WHAT YOU SHOULD DO
Go through the material and pull out every line with the string "chondrules" in it.

MATERIAL FOR THE TASK
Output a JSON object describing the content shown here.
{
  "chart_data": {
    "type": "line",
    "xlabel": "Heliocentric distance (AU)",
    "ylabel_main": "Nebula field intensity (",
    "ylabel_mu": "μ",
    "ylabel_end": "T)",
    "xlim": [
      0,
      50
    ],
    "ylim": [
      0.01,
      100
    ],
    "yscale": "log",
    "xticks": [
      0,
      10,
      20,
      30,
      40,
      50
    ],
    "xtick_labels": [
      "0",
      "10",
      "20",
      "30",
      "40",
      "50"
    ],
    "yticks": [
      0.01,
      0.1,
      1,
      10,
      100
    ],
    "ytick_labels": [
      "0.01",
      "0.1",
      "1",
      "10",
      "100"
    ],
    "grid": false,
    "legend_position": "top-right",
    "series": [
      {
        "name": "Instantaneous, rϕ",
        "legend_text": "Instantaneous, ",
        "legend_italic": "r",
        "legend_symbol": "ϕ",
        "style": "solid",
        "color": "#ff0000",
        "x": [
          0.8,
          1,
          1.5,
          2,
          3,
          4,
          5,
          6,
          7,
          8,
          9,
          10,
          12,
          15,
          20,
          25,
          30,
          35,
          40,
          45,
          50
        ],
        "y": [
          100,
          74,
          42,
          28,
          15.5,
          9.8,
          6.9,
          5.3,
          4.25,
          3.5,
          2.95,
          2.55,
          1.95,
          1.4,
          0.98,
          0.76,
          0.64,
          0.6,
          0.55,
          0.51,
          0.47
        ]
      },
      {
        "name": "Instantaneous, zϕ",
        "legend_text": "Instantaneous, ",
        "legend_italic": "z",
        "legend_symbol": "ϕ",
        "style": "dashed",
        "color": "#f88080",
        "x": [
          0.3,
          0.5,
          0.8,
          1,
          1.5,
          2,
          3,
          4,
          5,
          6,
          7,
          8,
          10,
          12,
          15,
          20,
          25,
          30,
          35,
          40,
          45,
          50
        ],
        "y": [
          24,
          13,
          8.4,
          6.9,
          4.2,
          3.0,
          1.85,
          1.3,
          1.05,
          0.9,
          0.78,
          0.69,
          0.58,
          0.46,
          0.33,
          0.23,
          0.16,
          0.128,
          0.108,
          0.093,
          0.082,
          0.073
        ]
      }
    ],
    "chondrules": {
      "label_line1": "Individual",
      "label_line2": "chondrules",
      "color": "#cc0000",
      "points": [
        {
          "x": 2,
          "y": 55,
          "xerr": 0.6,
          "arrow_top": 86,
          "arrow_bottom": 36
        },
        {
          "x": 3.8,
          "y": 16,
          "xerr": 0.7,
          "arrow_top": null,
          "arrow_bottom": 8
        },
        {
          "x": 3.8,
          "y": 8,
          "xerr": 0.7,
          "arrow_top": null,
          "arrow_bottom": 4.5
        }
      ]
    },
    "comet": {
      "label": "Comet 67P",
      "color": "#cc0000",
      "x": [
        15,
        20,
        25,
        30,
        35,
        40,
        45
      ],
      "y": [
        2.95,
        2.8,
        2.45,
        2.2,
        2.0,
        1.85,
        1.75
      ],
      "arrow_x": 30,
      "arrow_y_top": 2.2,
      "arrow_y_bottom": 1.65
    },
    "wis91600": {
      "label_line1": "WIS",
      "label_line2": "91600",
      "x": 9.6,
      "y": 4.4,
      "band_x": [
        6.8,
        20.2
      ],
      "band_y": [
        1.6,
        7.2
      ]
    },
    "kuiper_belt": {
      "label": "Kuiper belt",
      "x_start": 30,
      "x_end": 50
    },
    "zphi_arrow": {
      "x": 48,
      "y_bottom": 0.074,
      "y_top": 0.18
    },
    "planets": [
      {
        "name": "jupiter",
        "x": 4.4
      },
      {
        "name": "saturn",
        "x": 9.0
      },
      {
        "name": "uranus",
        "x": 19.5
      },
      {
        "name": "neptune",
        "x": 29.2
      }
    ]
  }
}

==

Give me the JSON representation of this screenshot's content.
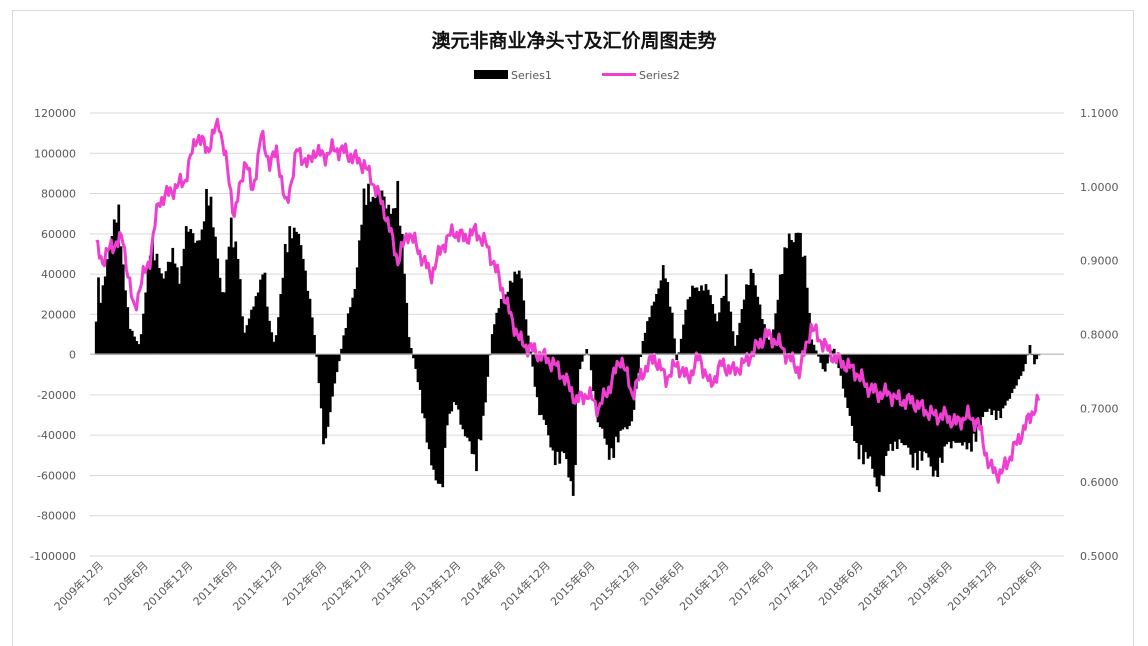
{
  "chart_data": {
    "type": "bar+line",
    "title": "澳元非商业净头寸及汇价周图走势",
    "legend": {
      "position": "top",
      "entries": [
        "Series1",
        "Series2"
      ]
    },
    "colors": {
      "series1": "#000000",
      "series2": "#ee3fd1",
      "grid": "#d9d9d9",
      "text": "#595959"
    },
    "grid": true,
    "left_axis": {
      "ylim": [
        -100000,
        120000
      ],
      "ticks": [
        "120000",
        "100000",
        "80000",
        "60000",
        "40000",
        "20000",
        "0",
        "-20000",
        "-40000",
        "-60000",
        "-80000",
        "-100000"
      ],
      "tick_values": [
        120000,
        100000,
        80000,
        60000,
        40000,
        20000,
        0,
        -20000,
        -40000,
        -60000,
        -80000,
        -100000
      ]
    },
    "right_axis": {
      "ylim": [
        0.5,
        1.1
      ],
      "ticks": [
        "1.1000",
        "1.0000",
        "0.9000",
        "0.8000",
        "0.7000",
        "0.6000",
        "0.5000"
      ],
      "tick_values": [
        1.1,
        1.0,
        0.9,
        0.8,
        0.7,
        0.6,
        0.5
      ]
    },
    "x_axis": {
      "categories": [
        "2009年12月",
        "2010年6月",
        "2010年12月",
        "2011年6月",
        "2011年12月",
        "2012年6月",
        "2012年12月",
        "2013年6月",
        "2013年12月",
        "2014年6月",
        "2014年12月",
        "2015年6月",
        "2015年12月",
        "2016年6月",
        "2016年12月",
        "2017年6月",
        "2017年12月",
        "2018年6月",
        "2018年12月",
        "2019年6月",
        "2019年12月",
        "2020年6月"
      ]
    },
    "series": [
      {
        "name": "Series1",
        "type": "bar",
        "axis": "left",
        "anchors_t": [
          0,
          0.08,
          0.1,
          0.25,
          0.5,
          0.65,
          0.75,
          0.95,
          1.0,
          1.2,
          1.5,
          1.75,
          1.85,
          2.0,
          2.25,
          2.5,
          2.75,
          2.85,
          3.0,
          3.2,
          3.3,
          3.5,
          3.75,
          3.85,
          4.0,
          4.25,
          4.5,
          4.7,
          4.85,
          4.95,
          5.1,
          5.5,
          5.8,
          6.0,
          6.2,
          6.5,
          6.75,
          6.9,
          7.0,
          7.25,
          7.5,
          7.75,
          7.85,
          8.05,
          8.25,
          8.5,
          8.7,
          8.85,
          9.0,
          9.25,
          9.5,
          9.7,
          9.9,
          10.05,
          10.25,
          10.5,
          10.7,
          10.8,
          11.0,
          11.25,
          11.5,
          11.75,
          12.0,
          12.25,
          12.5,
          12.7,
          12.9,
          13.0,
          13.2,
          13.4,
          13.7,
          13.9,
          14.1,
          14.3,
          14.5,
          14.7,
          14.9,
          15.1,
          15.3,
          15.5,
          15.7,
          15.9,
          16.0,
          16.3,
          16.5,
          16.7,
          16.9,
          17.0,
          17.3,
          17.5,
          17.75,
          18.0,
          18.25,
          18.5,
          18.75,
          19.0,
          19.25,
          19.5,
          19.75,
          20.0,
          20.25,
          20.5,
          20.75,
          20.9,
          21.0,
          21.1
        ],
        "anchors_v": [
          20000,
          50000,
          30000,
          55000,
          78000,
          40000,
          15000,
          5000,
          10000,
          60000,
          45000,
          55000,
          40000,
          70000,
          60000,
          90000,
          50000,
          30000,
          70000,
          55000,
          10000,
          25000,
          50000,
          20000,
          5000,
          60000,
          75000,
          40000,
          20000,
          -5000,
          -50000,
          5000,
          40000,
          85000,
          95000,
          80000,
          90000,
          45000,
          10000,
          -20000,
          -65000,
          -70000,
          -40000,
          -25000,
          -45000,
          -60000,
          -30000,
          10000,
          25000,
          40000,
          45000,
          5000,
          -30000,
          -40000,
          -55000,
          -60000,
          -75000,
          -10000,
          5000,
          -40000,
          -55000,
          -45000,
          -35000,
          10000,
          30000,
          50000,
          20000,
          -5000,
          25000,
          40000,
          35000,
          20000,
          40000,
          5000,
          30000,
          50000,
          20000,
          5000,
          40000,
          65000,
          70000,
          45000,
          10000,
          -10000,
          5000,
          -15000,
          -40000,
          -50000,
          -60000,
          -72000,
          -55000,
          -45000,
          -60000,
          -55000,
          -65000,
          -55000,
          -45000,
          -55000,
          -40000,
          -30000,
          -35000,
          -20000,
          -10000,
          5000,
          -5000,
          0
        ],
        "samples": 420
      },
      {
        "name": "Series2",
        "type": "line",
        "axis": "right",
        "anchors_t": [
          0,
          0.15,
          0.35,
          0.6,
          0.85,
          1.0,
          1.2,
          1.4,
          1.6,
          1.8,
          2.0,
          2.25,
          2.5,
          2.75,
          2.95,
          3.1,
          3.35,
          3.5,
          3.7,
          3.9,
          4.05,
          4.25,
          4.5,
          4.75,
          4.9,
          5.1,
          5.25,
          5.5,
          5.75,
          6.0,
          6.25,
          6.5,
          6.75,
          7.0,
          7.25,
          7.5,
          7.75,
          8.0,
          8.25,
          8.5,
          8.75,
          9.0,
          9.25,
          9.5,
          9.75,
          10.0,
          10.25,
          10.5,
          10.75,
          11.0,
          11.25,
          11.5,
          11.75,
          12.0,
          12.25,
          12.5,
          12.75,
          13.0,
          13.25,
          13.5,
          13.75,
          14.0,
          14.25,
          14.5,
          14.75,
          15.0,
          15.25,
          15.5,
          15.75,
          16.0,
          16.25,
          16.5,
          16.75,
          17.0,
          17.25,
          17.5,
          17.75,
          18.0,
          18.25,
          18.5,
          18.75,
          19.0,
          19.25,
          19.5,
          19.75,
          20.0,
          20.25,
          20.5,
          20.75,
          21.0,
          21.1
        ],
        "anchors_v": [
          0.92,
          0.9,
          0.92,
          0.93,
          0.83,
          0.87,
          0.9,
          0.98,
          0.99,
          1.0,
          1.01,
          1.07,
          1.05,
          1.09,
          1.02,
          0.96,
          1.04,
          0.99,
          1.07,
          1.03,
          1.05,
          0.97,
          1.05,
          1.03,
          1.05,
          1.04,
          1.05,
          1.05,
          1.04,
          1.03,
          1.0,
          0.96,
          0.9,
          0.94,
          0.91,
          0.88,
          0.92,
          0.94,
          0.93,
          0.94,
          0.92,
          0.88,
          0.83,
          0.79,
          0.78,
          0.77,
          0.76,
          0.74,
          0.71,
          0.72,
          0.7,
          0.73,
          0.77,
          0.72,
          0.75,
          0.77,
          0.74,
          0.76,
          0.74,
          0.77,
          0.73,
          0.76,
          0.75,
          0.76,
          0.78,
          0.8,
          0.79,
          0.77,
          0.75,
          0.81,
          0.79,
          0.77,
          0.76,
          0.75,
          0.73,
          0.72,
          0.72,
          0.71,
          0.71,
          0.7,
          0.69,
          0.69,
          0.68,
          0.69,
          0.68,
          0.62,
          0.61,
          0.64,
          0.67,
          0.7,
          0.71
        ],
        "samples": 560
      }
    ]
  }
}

==

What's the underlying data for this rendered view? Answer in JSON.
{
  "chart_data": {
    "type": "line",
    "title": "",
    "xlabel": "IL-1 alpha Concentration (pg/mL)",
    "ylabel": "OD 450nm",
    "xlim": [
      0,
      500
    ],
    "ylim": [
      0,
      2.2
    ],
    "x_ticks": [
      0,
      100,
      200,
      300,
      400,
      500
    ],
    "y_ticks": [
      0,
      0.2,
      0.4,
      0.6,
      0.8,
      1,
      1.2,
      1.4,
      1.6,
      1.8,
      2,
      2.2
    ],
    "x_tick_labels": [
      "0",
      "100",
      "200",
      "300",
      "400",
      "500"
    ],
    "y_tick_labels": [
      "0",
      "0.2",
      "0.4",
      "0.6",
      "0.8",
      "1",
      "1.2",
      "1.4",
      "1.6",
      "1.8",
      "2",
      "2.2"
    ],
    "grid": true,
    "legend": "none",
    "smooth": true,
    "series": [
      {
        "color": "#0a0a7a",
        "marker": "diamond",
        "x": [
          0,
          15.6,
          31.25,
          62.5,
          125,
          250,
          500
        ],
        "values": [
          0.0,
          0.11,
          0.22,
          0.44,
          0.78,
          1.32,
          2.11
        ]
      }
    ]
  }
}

TASK ANSWER
    "chondrules": {
      "label_line2": "chondrules",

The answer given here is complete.